TASK: Please repeat all of the lines that follow, exactly as written.

Extracts from a graphics dataset:

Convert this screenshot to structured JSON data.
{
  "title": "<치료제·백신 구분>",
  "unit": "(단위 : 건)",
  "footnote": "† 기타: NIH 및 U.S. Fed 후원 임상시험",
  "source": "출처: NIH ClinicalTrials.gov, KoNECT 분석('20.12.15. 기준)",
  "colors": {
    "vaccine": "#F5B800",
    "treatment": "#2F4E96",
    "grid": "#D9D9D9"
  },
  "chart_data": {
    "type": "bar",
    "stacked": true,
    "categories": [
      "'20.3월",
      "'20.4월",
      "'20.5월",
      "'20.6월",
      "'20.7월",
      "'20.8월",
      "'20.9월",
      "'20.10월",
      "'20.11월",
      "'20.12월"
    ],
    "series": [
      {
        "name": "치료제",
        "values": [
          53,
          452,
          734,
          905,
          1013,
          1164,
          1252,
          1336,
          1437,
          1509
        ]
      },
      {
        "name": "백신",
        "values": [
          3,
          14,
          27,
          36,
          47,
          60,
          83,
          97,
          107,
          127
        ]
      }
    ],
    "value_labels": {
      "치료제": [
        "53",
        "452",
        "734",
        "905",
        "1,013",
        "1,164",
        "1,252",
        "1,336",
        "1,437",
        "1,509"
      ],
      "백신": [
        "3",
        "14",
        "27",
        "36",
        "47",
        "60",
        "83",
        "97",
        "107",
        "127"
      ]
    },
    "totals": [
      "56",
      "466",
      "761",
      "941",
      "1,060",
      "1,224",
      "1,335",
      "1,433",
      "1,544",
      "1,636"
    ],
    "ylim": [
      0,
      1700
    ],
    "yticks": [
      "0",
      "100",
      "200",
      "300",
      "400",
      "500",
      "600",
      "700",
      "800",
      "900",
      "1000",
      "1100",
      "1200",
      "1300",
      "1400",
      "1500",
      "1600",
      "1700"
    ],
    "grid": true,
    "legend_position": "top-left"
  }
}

IN RESPONSE:
Convert this screenshot to structured JSON data.
{
  "title": "<치료제·백신 구분>",
  "unit": "(단위 : 건)",
  "footnote": "† 기타: NIH 및 U.S. Fed 후원 임상시험",
  "source": "출처: NIH ClinicalTrials.gov, KoNECT 분석('20.12.15. 기준)",
  "colors": {
    "vaccine": "#F5B800",
    "treatment": "#2F4E96",
    "grid": "#D9D9D9"
  },
  "chart_data": {
    "type": "bar",
    "stacked": true,
    "categories": [
      "'20.3월",
      "'20.4월",
      "'20.5월",
      "'20.6월",
      "'20.7월",
      "'20.8월",
      "'20.9월",
      "'20.10월",
      "'20.11월",
      "'20.12월"
    ],
    "series": [
      {
        "name": "치료제",
        "values": [
          53,
          452,
          734,
          905,
          1013,
          1164,
          1252,
          1336,
          1437,
          1509
        ]
      },
      {
        "name": "백신",
        "values": [
          3,
          14,
          27,
          36,
          47,
          60,
          83,
          97,
          107,
          127
        ]
      }
    ],
    "value_labels": {
      "치료제": [
        "53",
        "452",
        "734",
        "905",
        "1,013",
        "1,164",
        "1,252",
        "1,336",
        "1,437",
        "1,509"
      ],
      "백신": [
        "3",
        "14",
        "27",
        "36",
        "47",
        "60",
        "83",
        "97",
        "107",
        "127"
      ]
    },
    "totals": [
      "56",
      "466",
      "761",
      "941",
      "1,060",
      "1,224",
      "1,335",
      "1,433",
      "1,544",
      "1,636"
    ],
    "ylim": [
      0,
      1700
    ],
    "yticks": [
      "0",
      "100",
      "200",
      "300",
      "400",
      "500",
      "600",
      "700",
      "800",
      "900",
      "1000",
      "1100",
      "1200",
      "1300",
      "1400",
      "1500",
      "1600",
      "1700"
    ],
    "grid": true,
    "legend_position": "top-left"
  }
}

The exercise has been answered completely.